▶ [Problem details]: Narrow the data below down to the lines containing "RAID".

▶ [Excerpted data]:
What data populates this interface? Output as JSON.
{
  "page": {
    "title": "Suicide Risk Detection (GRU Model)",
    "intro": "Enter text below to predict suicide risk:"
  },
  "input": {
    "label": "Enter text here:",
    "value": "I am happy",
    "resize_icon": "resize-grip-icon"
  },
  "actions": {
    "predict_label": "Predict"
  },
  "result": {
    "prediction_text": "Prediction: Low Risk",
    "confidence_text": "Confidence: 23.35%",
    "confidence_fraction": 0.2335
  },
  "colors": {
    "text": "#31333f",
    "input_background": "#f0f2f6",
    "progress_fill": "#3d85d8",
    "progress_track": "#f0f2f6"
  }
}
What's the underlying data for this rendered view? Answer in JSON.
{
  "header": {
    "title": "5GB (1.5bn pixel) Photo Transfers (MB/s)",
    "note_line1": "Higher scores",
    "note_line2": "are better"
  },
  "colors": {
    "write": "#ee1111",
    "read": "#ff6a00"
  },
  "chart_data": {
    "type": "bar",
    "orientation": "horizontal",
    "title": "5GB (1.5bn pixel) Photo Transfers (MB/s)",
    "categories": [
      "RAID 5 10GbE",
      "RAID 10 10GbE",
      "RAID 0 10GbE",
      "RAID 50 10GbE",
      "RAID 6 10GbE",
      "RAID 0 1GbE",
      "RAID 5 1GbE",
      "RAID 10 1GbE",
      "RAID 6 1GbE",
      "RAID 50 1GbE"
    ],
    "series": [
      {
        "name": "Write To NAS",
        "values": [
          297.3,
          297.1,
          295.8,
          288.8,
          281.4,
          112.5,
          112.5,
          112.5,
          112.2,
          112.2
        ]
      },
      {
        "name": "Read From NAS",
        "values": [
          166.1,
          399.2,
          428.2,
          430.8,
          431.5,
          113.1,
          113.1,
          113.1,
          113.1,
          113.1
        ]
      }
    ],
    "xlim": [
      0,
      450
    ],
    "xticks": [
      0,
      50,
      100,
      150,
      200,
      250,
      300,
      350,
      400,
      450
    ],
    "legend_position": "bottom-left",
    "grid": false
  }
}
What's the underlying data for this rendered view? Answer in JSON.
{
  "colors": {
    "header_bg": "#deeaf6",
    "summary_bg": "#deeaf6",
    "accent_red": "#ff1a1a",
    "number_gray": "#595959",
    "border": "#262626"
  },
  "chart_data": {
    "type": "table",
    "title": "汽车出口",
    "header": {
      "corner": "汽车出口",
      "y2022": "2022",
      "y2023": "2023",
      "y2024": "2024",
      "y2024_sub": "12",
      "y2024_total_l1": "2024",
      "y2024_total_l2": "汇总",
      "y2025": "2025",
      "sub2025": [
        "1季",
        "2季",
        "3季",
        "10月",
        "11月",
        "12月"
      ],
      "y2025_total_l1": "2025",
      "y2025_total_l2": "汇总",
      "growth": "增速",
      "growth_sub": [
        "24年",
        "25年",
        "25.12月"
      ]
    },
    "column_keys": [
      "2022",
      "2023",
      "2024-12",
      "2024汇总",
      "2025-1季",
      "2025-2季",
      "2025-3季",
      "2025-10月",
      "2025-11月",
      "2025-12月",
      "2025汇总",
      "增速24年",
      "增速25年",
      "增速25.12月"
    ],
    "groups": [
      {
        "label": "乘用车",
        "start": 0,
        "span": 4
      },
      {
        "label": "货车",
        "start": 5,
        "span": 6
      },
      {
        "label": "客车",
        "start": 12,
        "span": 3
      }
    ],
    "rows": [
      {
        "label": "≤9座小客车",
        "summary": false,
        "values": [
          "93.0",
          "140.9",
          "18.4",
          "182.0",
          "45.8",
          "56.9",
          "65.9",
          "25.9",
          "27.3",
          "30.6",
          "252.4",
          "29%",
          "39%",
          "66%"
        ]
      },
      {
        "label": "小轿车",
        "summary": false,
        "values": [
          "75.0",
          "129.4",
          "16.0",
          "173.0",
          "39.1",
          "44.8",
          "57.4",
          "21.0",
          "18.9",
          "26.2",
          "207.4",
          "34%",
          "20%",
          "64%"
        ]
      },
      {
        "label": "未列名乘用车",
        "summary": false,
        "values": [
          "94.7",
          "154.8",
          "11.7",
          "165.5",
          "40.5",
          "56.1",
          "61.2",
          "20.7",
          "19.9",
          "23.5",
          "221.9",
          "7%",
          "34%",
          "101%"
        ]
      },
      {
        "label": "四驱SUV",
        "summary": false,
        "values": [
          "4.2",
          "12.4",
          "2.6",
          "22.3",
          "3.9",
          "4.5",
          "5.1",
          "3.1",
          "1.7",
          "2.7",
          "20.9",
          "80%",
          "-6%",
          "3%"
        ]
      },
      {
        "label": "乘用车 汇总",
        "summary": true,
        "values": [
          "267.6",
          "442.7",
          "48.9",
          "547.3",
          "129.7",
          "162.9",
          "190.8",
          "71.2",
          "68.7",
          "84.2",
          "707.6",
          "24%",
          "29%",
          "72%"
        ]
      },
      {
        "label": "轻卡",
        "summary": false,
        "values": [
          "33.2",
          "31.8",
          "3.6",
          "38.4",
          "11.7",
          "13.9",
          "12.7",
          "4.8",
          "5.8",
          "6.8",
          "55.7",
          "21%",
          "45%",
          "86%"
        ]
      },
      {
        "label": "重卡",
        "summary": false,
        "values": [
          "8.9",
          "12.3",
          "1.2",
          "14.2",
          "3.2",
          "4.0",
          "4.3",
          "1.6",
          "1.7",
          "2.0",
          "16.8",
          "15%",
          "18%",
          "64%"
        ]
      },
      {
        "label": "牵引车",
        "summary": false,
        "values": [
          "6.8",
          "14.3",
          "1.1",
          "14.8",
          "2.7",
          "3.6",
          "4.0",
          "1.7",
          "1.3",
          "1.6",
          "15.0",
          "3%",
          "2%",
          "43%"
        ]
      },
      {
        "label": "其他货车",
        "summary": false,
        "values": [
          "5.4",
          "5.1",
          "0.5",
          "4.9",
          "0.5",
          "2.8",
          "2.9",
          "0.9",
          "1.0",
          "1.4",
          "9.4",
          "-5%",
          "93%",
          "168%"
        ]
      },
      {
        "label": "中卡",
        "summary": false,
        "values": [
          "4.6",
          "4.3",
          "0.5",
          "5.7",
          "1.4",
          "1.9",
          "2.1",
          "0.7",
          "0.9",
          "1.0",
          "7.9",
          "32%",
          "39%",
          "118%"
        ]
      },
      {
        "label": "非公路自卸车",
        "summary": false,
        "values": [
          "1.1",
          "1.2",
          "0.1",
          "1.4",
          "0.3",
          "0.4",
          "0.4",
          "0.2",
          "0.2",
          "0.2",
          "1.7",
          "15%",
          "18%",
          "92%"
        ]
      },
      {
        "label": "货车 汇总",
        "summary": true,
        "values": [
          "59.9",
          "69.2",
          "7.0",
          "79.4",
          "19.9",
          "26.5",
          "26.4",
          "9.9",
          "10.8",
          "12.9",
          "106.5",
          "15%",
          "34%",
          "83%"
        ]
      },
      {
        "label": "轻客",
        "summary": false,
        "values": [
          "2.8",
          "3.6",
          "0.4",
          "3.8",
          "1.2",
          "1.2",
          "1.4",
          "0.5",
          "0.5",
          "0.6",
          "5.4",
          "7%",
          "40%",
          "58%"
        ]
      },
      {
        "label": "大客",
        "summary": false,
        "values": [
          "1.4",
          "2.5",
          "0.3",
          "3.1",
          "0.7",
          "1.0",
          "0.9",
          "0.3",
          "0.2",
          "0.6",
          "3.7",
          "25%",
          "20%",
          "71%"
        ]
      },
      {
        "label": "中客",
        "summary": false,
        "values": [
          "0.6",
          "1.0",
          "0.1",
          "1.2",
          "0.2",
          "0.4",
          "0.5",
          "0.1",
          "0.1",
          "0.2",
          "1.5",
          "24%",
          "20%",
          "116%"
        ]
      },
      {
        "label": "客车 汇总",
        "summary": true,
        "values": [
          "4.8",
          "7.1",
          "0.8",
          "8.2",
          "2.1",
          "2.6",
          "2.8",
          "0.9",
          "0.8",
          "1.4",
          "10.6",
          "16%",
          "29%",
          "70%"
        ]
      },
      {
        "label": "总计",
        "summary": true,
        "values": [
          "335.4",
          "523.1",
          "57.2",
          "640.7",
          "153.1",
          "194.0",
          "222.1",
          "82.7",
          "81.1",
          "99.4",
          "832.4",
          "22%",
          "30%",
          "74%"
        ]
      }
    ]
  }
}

▶ [Answer for this exercise]:
      "RAID 5 10GbE",
      "RAID 10 10GbE",
      "RAID 0 10GbE",
      "RAID 50 10GbE",
      "RAID 6 10GbE",
      "RAID 0 1GbE",
      "RAID 5 1GbE",
      "RAID 10 1GbE",
      "RAID 6 1GbE",
      "RAID 50 1GbE"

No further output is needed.